Task instructions: Extract all data as written.
-- Start --
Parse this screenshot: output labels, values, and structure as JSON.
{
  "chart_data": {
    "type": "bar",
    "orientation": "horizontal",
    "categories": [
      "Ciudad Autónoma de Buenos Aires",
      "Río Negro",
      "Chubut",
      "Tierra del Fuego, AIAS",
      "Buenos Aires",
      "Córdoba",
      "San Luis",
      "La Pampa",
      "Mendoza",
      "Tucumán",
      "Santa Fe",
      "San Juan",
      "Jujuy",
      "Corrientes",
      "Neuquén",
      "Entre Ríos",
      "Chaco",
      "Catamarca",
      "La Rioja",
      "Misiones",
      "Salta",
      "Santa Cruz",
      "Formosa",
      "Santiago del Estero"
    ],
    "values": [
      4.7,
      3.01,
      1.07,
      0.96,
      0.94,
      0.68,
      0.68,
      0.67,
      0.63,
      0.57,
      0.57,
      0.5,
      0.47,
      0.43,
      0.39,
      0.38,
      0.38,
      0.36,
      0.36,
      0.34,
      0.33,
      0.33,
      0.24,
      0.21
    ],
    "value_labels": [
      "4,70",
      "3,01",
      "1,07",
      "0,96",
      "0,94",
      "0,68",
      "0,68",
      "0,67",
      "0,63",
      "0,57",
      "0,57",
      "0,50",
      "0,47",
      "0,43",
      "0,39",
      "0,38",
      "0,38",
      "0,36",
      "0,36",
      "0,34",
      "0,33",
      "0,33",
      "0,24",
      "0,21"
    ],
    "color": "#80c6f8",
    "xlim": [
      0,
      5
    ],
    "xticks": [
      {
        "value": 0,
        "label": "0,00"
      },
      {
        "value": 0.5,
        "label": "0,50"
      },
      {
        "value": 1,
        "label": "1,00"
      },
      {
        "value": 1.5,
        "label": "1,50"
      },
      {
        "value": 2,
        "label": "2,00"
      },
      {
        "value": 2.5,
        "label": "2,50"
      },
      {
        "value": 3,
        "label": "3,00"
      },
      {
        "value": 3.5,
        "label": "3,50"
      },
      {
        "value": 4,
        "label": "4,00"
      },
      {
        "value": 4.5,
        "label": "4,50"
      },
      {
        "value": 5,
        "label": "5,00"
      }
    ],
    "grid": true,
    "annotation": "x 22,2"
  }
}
-- End --
Solution:
Parse this screenshot: output labels, values, and structure as JSON.
{
  "chart_data": {
    "type": "bar",
    "orientation": "horizontal",
    "categories": [
      "Ciudad Autónoma de Buenos Aires",
      "Río Negro",
      "Chubut",
      "Tierra del Fuego, AIAS",
      "Buenos Aires",
      "Córdoba",
      "San Luis",
      "La Pampa",
      "Mendoza",
      "Tucumán",
      "Santa Fe",
      "San Juan",
      "Jujuy",
      "Corrientes",
      "Neuquén",
      "Entre Ríos",
      "Chaco",
      "Catamarca",
      "La Rioja",
      "Misiones",
      "Salta",
      "Santa Cruz",
      "Formosa",
      "Santiago del Estero"
    ],
    "values": [
      4.7,
      3.01,
      1.07,
      0.96,
      0.94,
      0.68,
      0.68,
      0.67,
      0.63,
      0.57,
      0.57,
      0.5,
      0.47,
      0.43,
      0.39,
      0.38,
      0.38,
      0.36,
      0.36,
      0.34,
      0.33,
      0.33,
      0.24,
      0.21
    ],
    "value_labels": [
      "4,70",
      "3,01",
      "1,07",
      "0,96",
      "0,94",
      "0,68",
      "0,68",
      "0,67",
      "0,63",
      "0,57",
      "0,57",
      "0,50",
      "0,47",
      "0,43",
      "0,39",
      "0,38",
      "0,38",
      "0,36",
      "0,36",
      "0,34",
      "0,33",
      "0,33",
      "0,24",
      "0,21"
    ],
    "color": "#80c6f8",
    "xlim": [
      0,
      5
    ],
    "xticks": [
      {
        "value": 0,
        "label": "0,00"
      },
      {
        "value": 0.5,
        "label": "0,50"
      },
      {
        "value": 1,
        "label": "1,00"
      },
      {
        "value": 1.5,
        "label": "1,50"
      },
      {
        "value": 2,
        "label": "2,00"
      },
      {
        "value": 2.5,
        "label": "2,50"
      },
      {
        "value": 3,
        "label": "3,00"
      },
      {
        "value": 3.5,
        "label": "3,50"
      },
      {
        "value": 4,
        "label": "4,00"
      },
      {
        "value": 4.5,
        "label": "4,50"
      },
      {
        "value": 5,
        "label": "5,00"
      }
    ],
    "grid": true,
    "annotation": "x 22,2"
  }
}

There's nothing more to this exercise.